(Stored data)
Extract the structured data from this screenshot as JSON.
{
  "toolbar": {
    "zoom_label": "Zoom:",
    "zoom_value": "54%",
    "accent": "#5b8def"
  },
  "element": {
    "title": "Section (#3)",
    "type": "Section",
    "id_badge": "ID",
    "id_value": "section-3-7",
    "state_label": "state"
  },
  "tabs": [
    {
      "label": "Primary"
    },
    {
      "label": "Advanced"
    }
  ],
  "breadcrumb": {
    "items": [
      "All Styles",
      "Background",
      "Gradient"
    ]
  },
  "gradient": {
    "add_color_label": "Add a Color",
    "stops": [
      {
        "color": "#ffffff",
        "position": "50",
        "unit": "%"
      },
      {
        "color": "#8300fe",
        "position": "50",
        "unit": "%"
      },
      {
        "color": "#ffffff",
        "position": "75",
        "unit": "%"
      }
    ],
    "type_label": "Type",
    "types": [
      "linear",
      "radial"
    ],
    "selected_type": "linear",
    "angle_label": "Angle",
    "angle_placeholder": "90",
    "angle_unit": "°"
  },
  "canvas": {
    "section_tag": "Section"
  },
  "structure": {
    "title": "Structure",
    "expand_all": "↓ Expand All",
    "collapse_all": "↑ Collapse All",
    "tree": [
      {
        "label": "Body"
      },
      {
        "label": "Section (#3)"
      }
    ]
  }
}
* * *
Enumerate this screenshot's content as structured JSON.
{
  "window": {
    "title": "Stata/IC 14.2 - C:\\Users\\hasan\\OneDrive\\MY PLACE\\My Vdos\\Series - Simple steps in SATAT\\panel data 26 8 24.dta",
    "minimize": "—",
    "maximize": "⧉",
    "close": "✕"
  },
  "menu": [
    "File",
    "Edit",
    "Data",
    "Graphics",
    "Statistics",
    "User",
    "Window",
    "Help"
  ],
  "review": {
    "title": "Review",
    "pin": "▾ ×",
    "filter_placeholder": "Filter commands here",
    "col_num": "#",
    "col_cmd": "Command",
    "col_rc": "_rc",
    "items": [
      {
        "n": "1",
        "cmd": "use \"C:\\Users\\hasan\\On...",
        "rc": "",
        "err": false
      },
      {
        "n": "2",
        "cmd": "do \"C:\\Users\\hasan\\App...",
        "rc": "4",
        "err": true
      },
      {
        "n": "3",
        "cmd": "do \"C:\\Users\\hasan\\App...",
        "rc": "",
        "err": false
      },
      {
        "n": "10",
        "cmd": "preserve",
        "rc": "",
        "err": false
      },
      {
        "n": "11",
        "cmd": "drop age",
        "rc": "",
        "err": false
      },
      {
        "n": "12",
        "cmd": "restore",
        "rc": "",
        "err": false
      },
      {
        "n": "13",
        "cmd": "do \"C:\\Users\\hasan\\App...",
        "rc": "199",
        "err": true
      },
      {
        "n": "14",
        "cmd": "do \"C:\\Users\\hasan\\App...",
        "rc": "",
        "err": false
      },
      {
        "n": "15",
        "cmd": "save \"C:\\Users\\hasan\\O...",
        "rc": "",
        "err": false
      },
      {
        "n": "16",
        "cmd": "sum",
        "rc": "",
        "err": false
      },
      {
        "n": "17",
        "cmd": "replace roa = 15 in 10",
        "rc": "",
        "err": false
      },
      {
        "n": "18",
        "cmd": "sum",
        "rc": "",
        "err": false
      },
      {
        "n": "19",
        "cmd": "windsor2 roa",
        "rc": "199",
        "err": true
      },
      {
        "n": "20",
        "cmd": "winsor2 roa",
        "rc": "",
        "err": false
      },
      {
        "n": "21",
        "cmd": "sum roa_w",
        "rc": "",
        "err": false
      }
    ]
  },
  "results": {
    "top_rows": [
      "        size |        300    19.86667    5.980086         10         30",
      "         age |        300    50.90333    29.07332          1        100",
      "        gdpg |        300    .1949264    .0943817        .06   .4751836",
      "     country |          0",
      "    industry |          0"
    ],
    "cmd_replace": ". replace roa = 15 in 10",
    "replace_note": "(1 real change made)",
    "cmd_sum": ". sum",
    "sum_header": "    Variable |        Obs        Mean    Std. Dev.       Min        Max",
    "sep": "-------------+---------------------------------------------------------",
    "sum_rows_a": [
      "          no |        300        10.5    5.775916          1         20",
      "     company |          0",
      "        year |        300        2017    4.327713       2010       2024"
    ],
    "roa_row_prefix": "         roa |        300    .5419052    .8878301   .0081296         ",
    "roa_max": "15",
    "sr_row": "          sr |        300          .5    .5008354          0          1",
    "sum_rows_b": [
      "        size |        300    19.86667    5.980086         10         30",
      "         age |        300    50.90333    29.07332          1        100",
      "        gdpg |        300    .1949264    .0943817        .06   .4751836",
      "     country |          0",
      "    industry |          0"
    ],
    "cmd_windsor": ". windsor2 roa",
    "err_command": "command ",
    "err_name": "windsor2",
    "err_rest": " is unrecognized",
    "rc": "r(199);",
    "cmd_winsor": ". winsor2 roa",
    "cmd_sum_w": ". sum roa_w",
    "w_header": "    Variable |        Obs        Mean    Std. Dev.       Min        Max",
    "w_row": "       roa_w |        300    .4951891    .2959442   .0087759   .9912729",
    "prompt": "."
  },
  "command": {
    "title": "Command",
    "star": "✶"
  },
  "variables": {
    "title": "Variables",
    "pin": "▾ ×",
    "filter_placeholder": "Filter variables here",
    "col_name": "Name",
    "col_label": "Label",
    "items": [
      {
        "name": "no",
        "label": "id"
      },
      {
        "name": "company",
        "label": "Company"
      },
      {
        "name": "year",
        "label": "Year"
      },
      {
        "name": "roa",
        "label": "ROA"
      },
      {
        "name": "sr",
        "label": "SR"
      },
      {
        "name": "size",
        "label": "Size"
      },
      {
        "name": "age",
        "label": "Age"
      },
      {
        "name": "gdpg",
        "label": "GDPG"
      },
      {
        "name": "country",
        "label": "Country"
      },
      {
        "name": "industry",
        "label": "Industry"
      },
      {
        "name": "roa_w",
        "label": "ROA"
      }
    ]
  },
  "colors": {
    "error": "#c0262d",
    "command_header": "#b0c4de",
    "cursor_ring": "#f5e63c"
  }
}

#### [Objective]
Among the lines of the data, identify those with the word "JSON". Copy each of them.

#### [Solved problem]
Extract the structured data from this screenshot as JSON.
Enumerate this screenshot's content as structured JSON.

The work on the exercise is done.